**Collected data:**
╭──
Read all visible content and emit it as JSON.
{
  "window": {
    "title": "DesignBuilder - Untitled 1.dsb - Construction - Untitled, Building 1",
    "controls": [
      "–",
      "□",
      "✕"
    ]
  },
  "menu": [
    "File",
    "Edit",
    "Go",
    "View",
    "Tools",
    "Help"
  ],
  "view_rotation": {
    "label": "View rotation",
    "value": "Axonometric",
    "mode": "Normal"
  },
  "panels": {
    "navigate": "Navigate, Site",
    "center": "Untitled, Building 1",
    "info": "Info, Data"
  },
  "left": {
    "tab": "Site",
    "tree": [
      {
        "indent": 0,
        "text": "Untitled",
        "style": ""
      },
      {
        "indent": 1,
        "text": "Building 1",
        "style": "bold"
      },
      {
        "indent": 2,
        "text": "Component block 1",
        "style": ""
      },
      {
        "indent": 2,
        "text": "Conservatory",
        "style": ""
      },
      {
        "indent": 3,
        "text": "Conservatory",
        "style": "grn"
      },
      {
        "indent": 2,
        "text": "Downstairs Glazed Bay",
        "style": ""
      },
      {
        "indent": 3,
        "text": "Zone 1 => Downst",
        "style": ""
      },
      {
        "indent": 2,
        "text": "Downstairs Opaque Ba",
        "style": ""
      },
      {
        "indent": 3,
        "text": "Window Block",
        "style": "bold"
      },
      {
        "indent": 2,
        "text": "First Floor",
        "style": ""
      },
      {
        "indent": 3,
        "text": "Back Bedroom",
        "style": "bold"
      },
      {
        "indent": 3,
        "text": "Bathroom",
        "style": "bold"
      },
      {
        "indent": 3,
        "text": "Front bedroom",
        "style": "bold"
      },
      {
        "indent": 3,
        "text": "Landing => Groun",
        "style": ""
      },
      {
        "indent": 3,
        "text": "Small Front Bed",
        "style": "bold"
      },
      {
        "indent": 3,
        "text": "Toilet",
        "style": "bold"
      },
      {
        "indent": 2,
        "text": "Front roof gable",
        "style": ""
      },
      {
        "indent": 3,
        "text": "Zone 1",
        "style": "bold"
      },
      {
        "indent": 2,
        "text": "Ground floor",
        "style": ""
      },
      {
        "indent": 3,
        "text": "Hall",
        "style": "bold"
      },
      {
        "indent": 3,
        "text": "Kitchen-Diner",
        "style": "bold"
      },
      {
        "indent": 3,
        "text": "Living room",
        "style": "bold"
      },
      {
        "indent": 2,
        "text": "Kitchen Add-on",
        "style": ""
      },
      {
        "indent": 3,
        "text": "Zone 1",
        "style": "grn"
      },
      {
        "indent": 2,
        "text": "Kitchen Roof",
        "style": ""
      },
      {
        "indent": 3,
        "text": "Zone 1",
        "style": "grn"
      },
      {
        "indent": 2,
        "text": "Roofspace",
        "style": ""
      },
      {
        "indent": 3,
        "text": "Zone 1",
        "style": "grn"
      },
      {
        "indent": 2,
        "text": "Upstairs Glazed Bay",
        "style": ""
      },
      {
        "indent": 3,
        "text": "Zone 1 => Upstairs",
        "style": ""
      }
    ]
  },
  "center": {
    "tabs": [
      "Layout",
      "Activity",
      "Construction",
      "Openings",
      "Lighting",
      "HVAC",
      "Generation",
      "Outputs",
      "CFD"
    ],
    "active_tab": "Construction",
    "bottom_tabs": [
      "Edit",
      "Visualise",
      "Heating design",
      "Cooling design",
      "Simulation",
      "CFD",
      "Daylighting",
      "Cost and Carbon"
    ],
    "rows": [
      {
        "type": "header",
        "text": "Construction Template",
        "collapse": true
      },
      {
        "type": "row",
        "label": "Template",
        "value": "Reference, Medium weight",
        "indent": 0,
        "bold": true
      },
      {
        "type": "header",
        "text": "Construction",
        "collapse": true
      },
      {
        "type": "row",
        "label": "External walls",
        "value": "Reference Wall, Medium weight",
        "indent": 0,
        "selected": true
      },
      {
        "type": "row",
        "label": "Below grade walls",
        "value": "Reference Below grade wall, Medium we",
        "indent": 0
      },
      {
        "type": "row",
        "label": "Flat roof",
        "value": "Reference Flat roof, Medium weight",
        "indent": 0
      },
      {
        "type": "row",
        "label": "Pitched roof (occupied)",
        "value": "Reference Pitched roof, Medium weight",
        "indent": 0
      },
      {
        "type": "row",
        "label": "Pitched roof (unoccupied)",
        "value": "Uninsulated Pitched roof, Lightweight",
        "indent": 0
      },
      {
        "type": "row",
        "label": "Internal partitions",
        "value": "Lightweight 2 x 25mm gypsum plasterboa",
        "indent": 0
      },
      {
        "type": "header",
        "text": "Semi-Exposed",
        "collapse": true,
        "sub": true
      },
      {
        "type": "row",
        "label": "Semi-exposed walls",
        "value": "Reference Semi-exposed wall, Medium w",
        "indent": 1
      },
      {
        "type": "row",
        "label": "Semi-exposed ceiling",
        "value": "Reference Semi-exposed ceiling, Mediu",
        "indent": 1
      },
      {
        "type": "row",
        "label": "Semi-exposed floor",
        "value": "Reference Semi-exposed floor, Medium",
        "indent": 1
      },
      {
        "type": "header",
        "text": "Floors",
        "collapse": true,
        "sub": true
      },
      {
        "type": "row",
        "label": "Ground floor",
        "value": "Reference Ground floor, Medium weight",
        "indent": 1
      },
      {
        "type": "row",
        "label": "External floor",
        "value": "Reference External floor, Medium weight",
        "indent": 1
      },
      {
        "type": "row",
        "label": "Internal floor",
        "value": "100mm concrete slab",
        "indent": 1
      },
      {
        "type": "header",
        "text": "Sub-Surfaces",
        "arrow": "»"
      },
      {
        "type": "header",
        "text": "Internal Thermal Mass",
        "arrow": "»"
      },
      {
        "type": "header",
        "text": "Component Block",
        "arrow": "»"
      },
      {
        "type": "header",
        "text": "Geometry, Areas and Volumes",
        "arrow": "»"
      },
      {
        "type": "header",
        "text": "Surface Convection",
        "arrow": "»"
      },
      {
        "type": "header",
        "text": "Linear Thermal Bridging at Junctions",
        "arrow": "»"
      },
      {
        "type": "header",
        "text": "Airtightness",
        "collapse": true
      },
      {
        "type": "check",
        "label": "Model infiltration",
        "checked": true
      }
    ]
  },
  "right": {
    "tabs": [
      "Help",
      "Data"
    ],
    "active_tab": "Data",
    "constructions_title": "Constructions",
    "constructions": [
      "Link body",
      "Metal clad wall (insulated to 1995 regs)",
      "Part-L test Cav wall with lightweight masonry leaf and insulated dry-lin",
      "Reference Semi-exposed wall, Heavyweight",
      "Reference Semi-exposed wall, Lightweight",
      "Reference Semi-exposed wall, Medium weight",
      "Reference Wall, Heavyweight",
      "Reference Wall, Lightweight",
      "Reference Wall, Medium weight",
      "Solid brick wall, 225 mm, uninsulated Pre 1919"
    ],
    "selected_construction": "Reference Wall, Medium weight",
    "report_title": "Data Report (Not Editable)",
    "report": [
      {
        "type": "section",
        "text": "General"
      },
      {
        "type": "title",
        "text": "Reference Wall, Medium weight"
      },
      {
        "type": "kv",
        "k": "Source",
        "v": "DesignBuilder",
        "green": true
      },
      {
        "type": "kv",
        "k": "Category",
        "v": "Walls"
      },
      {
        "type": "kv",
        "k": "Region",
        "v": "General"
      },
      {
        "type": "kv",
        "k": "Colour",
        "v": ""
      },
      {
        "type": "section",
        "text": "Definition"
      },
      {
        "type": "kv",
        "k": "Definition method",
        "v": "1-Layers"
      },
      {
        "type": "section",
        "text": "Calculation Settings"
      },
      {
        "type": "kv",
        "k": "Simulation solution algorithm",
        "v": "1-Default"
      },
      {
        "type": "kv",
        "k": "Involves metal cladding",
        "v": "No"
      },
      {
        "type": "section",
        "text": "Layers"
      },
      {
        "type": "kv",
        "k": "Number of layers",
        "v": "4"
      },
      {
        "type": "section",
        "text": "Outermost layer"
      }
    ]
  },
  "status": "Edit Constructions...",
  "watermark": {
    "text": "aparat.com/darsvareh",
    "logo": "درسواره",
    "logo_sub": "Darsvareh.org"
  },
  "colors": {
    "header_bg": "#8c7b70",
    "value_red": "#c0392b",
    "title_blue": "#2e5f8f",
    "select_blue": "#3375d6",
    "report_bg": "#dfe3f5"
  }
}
╰──
**EXERCISE DIRECTIONS:** Gather from the data above every line with the string "Glazed".

**TASK ANSWER:**
        "text": "Downstairs Glazed Bay",
        "text": "Upstairs Glazed Bay",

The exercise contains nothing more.